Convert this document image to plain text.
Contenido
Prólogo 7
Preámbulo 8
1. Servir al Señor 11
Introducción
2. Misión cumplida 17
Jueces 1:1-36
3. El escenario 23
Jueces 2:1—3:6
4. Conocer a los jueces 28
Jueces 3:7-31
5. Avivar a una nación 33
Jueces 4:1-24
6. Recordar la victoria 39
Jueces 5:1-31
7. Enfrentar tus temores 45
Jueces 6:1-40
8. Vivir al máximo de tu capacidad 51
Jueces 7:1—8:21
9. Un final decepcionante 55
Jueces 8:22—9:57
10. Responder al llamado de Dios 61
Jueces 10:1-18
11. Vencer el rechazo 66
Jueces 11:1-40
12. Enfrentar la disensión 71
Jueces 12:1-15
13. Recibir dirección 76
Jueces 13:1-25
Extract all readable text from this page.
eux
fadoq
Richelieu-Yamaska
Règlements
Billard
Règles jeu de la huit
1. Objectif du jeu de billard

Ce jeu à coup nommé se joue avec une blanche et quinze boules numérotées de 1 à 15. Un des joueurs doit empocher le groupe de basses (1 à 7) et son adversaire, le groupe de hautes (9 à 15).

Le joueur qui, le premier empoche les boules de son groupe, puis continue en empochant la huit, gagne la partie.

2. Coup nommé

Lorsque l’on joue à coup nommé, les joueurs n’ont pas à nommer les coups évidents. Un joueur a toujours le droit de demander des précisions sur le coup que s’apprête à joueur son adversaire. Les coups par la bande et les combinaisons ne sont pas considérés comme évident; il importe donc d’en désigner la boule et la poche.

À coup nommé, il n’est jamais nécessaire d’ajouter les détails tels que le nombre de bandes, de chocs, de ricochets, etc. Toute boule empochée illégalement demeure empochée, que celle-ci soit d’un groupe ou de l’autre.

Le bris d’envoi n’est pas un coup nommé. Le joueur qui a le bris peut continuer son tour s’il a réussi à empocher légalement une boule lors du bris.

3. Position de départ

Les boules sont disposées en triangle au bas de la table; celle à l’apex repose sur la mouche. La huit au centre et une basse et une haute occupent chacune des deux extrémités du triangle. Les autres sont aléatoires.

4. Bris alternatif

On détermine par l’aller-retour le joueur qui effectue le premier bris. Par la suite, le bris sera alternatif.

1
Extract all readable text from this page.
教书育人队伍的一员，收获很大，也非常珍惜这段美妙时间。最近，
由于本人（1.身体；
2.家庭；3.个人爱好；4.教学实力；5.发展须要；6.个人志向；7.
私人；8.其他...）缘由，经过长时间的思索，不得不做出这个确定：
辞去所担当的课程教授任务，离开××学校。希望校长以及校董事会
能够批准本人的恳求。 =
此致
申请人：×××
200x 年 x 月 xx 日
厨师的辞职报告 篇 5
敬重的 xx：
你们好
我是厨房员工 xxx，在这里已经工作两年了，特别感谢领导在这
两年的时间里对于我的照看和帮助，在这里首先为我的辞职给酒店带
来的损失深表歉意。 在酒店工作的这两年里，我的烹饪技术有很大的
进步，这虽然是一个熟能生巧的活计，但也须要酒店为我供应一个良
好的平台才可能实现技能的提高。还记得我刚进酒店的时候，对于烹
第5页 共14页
□ □ □
WHAT THIS TASK INVOLVES » From the material above, copy each line that includes the word "boules".

COMPLETE RESPONSE »
Ce jeu à coup nommé se joue avec une blanche et quinze boules numérotées de 1 à 15. Un des joueurs doit empocher le groupe de basses (1 à 7) et son adversaire, le groupe de hautes (9 à 15).
Le joueur qui, le premier empoche les boules de son groupe, puis continue en empochant la huit, gagne la partie.
Les boules sont disposées en triangle au bas de la table; celle à l’apex repose sur la mouche. La huit au centre et une basse et une haute occupent chacune des deux extrémités du triangle. Les autres sont aléatoires.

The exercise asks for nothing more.